Exercise brief:
Give the listing below again in full, exactly as written.

Material:
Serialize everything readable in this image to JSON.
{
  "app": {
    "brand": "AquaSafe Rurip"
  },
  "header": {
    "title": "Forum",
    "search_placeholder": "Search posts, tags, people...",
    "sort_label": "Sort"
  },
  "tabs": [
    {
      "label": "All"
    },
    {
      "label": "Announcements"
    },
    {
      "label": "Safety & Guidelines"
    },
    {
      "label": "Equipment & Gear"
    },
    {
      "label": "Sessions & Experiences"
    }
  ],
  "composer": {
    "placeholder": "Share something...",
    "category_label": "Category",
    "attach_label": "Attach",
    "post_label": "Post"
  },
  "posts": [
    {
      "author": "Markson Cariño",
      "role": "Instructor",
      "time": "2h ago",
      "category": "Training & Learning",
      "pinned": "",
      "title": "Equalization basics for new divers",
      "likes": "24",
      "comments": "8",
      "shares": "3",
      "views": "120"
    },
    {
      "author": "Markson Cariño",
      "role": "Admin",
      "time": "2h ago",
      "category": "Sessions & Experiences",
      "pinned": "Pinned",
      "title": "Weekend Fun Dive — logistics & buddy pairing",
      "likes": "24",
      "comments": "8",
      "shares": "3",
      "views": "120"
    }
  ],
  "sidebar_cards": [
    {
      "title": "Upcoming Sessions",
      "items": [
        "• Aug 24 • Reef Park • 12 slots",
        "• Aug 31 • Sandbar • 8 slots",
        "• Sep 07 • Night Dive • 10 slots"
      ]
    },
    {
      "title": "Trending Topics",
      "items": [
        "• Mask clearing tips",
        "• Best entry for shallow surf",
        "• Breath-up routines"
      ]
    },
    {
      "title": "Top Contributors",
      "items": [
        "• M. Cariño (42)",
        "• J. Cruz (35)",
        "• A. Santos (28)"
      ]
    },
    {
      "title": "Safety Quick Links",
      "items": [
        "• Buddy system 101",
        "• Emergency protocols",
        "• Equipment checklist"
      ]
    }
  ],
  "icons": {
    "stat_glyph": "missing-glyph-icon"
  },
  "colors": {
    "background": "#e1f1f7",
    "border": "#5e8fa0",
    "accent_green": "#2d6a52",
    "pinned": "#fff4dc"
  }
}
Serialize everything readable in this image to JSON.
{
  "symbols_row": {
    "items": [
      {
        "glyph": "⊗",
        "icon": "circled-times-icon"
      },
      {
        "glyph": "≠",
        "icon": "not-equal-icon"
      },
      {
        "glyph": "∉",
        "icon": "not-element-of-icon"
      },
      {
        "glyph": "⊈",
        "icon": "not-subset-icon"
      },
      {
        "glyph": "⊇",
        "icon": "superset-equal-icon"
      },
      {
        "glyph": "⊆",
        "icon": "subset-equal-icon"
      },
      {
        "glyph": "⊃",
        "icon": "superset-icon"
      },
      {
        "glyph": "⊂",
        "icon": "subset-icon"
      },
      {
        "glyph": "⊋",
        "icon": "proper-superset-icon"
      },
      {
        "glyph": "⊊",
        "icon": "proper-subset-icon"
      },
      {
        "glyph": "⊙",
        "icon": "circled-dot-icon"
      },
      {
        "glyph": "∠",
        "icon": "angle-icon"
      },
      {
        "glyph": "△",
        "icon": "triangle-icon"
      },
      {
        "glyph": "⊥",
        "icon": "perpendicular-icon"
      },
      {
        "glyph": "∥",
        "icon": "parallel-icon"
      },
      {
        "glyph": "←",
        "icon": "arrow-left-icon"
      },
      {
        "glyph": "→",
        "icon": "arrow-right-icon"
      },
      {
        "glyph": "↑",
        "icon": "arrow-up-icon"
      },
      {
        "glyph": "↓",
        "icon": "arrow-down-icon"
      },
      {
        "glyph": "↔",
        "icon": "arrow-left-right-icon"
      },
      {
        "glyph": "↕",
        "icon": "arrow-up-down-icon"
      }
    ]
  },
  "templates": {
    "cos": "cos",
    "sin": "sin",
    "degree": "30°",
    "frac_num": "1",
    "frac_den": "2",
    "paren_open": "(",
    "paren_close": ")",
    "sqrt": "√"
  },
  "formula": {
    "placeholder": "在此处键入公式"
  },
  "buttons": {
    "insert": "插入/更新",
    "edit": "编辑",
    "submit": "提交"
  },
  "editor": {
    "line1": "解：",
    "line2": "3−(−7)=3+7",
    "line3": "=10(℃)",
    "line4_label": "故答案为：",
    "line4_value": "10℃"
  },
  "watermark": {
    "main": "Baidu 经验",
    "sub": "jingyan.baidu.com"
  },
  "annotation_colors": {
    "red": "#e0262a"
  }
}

Solution below:
Serialize everything readable in this image to JSON.
{
  "app": {
    "brand": "AquaSafe Rurip"
  },
  "header": {
    "title": "Forum",
    "search_placeholder": "Search posts, tags, people...",
    "sort_label": "Sort"
  },
  "tabs": [
    {
      "label": "All"
    },
    {
      "label": "Announcements"
    },
    {
      "label": "Safety & Guidelines"
    },
    {
      "label": "Equipment & Gear"
    },
    {
      "label": "Sessions & Experiences"
    }
  ],
  "composer": {
    "placeholder": "Share something...",
    "category_label": "Category",
    "attach_label": "Attach",
    "post_label": "Post"
  },
  "posts": [
    {
      "author": "Markson Cariño",
      "role": "Instructor",
      "time": "2h ago",
      "category": "Training & Learning",
      "pinned": "",
      "title": "Equalization basics for new divers",
      "likes": "24",
      "comments": "8",
      "shares": "3",
      "views": "120"
    },
    {
      "author": "Markson Cariño",
      "role": "Admin",
      "time": "2h ago",
      "category": "Sessions & Experiences",
      "pinned": "Pinned",
      "title": "Weekend Fun Dive — logistics & buddy pairing",
      "likes": "24",
      "comments": "8",
      "shares": "3",
      "views": "120"
    }
  ],
  "sidebar_cards": [
    {
      "title": "Upcoming Sessions",
      "items": [
        "• Aug 24 • Reef Park • 12 slots",
        "• Aug 31 • Sandbar • 8 slots",
        "• Sep 07 • Night Dive • 10 slots"
      ]
    },
    {
      "title": "Trending Topics",
      "items": [
        "• Mask clearing tips",
        "• Best entry for shallow surf",
        "• Breath-up routines"
      ]
    },
    {
      "title": "Top Contributors",
      "items": [
        "• M. Cariño (42)",
        "• J. Cruz (35)",
        "• A. Santos (28)"
      ]
    },
    {
      "title": "Safety Quick Links",
      "items": [
        "• Buddy system 101",
        "• Emergency protocols",
        "• Equipment checklist"
      ]
    }
  ],
  "icons": {
    "stat_glyph": "missing-glyph-icon"
  },
  "colors": {
    "background": "#e1f1f7",
    "border": "#5e8fa0",
    "accent_green": "#2d6a52",
    "pinned": "#fff4dc"
  }
}
Serialize everything readable in this image to JSON.
{
  "symbols_row": {
    "items": [
      {
        "glyph": "⊗",
        "icon": "circled-times-icon"
      },
      {
        "glyph": "≠",
        "icon": "not-equal-icon"
      },
      {
        "glyph": "∉",
        "icon": "not-element-of-icon"
      },
      {
        "glyph": "⊈",
        "icon": "not-subset-icon"
      },
      {
        "glyph": "⊇",
        "icon": "superset-equal-icon"
      },
      {
        "glyph": "⊆",
        "icon": "subset-equal-icon"
      },
      {
        "glyph": "⊃",
        "icon": "superset-icon"
      },
      {
        "glyph": "⊂",
        "icon": "subset-icon"
      },
      {
        "glyph": "⊋",
        "icon": "proper-superset-icon"
      },
      {
        "glyph": "⊊",
        "icon": "proper-subset-icon"
      },
      {
        "glyph": "⊙",
        "icon": "circled-dot-icon"
      },
      {
        "glyph": "∠",
        "icon": "angle-icon"
      },
      {
        "glyph": "△",
        "icon": "triangle-icon"
      },
      {
        "glyph": "⊥",
        "icon": "perpendicular-icon"
      },
      {
        "glyph": "∥",
        "icon": "parallel-icon"
      },
      {
        "glyph": "←",
        "icon": "arrow-left-icon"
      },
      {
        "glyph": "→",
        "icon": "arrow-right-icon"
      },
      {
        "glyph": "↑",
        "icon": "arrow-up-icon"
      },
      {
        "glyph": "↓",
        "icon": "arrow-down-icon"
      },
      {
        "glyph": "↔",
        "icon": "arrow-left-right-icon"
      },
      {
        "glyph": "↕",
        "icon": "arrow-up-down-icon"
      }
    ]
  },
  "templates": {
    "cos": "cos",
    "sin": "sin",
    "degree": "30°",
    "frac_num": "1",
    "frac_den": "2",
    "paren_open": "(",
    "paren_close": ")",
    "sqrt": "√"
  },
  "formula": {
    "placeholder": "在此处键入公式"
  },
  "buttons": {
    "insert": "插入/更新",
    "edit": "编辑",
    "submit": "提交"
  },
  "editor": {
    "line1": "解：",
    "line2": "3−(−7)=3+7",
    "line3": "=10(℃)",
    "line4_label": "故答案为：",
    "line4_value": "10℃"
  },
  "watermark": {
    "main": "Baidu 经验",
    "sub": "jingyan.baidu.com"
  },
  "annotation_colors": {
    "red": "#e0262a"
  }
}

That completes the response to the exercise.